===== EXTRAIT DU TEXTE

Un travail d'investigation de longue haleine, de Bénin City à Marseille, de Tripoli à Palerme. Et une plongée inédite, ébouriffante, nuancée, au coeur de ceux qu'on appelle les cults, ces gangs nigérians qui ont essaimé dans une grande partie de l'Europe et tiennent un rôle grandissant dans le crime organisé.
Auteurs du livre Mafia Africa, sous-titré 'les nouveaux gangsters du Nigeria à la conquête du monde', Célia Lebur et Joan Tilouine ont acquis la certitude que la cité phocéenne est devenue un "haut lieu du cultisme".
Ils nous révèlent aujourd'hui les dessous de cette entrée fracassante sur la scène criminelle et leurs liens à double tranchant avec les puissants trafiquants marseillais...
Comment sont nés ces groupes criminels nigérians appelés les cults ?
Au départ, ce sont des confraternités étudiantes qui sont apparues sur les campus nigérians à partir des années 50 et jusque dans les années 80. Elles ont essaimé un peu partout au sud du Nigeria. Elles étaient alors inoffensives, créées par des intellectuels assez brillants, idéalistes, dans une Afrique qui était en plein mouvement de décolonisation. Une conscience noire s'éveillait et revendiquait une certaine forme d'émancipation... Mais peu à peu, elles se sont dévoyées en groupe criminel, notamment sous la férule des dictatures militaires au pouvoir au Nigeria pendant près de trois décennies. Ceux qu'on appelle les cults ont ainsi été instrumentalisés par le pouvoir et les recrutements ont débordé des enceintes universitaires, pour gagner la rue, notamment dans les quartiers pauvres des grandes villes. Ces recrutements ont concerné des gens de moins en moins érudits, et finalement, on se retrouve aujourd'hui avec des gamins très pauvres, qui ont eu peu accès à l'éducation. Ils avaient une absence totale de perspectives dans leur propre pays et se sont souvent enrôlés par défaut, parfois même de force. Finalement, ils y ont trouvé une espèce de cause. Les idéaux du début sont, aujourd'hui, une coquille totalement vide. On se retrouve avec des groupes qui n'ont désormais pour seul objet que de commettre des délits et des crimes. Les cults sont des enfants de la démondialisation malheureuse, criminelle et souterraine.

==========

* _EXERCICES_
1. D'après l'extrait sur les cults nigérians, à partir de quelle décennie les confraternités étudiantes sont-elles apparues sur les campus du Nigeria ?
2. Poursuivez l'extrait sur les cults nigérians après sa dernière phrase.
Les items ne sont pas utiles ici.

===== DONNÉES ENREGISTRÉES

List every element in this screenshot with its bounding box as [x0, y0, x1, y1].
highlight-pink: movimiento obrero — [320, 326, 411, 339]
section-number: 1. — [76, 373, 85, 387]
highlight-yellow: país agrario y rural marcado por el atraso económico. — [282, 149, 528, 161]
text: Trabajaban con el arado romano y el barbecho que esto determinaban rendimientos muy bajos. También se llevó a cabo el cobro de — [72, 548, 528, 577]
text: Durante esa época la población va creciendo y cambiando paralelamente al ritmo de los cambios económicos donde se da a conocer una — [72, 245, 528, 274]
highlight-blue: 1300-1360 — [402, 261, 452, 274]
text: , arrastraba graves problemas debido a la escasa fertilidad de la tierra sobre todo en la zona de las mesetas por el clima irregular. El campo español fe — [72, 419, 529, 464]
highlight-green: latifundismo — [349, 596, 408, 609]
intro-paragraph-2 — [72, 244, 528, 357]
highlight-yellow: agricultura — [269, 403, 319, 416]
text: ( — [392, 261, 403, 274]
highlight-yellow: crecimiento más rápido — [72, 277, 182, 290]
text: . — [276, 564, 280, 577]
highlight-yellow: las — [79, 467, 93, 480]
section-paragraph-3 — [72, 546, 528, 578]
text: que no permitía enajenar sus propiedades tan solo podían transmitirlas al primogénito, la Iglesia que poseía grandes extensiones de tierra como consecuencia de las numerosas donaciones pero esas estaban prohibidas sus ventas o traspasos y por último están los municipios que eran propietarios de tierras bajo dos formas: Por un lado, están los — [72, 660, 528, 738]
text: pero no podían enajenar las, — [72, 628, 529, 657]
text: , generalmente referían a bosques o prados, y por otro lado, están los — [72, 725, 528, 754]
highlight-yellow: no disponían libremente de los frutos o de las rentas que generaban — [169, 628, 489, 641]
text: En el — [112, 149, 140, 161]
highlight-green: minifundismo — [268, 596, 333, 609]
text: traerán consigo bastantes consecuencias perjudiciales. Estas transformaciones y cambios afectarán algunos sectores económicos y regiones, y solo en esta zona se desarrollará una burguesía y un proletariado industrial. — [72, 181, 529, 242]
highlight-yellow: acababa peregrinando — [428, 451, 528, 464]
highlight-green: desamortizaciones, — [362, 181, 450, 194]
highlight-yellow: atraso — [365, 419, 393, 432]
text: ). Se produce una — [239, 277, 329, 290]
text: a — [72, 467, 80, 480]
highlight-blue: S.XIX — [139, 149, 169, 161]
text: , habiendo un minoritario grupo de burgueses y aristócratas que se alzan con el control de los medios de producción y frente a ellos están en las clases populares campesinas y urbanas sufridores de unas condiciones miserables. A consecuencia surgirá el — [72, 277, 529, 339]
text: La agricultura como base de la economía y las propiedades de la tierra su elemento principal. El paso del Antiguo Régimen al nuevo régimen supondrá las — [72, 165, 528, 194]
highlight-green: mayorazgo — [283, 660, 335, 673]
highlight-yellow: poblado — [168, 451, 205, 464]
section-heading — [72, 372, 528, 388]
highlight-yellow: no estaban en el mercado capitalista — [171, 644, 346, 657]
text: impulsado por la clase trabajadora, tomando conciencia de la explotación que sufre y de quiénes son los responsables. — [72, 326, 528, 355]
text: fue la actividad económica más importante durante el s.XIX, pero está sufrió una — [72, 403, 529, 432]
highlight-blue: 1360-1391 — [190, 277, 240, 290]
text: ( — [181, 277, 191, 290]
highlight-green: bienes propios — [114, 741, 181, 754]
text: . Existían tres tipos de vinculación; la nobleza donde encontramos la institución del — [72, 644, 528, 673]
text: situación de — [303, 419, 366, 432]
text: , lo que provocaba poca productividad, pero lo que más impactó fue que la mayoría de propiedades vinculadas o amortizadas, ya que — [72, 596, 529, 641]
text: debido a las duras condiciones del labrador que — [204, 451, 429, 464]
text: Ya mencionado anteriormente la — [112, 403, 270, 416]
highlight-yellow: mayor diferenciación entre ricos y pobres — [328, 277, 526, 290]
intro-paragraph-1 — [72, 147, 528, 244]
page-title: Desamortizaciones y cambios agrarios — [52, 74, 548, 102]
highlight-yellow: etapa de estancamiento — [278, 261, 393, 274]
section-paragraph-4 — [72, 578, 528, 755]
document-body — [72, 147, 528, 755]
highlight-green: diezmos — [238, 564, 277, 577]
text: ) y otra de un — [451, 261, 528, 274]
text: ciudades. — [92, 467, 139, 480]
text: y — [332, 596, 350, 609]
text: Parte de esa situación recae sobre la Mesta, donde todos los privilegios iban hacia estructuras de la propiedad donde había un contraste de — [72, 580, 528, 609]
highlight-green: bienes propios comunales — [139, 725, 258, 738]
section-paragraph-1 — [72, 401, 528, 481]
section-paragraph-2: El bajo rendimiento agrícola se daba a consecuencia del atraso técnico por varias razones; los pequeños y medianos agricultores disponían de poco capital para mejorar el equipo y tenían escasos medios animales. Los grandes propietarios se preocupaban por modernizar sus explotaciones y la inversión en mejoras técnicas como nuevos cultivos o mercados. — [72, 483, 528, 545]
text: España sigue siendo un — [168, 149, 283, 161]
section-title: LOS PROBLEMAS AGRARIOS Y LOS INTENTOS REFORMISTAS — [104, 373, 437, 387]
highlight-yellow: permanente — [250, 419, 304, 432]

==========

* _RÉPONSES PAR EXERCICE_
1. À partir des années 50.

2.
Quand et comment sont-ils arrivés à Marseille ?
Au début des années 80, Marseille a d'abord vu débarquer des pères et des mères de famille, des gens qui ont travaillé, se sont intégrés. Les Marseillais n'ont pas conscience qu'avant les cultistes, il y avait aussi une communauté qui travaille, qui galère, qui proposait ses services sur les plateformes de BTP, au noir, comme tous les autres demandeurs d'asile... Puis au début des années 2000, Marseille a été vraiment une porte d'entrée pour les cults, après l'Italie. C'était une destination naturelle après Vintimille, une grande ville cosmopolite qui accueille des communautés étrangères depuis la nuit des temps... Ils ont pu s'insérer de manière extrêmement discrète au début. Ce qui les a finalement rendus visible, c'est la violence assez spectaculaire qui les caractérise et qui a fini par faire beaucoup parler. Aujourd'hui, Marseille est vraiment devenue un haut lieu du cultisme en France. Pour le moment, au moins cinq de ses gangs y sont présents, bien implantés, et il y en a probablement plus. Notre sentiment est que les enquêteurs français ont pris conscience du phénomène en retard, bien après leurs homologues italiens.
Des scènes de batailles rangées en plein jour, entre Nigérians armés de machettes, ont effectivement mis subitement les cults au coeur de l'actualité. Comment expliquer ces poussées de fièvre ?
À Marseille, les différents gangs se retrouvent en conflit quasi perpétuel. Surtout, sur la question du proxénétisme, il y a des guerres de territoires pour récupérer le marché dans plusieurs quartiers... On a vu par exemple le groupe des Vikings, pendant le confinement, qui a violemment revendiqué les terrains de 'madams' (souvent elles-mêmes d'anciennes prostituées qui exploitent des compatriotes), qui travaillaient avec d'autres cults, comme les Eiye, ça déclenchait des guerres... Ce sont des affrontements que l'on retrouve aussi dans d'autres villes de France, à Lyon notamment. Ceci dit, dans certains cas, malgré la concurrence de ce capitalisme criminel, on a vu des coopérations sur le système de blanchiment d'argent. Des gangs adverses se sont entendus pour utiliser les mêmes convoyeurs et les mêmes salons de coiffure, à Paris, dans le XVIIIe, pour rapatrier les fonds.
Quelle place occupe désormais les Nigérians dans la criminalité à Marseille ?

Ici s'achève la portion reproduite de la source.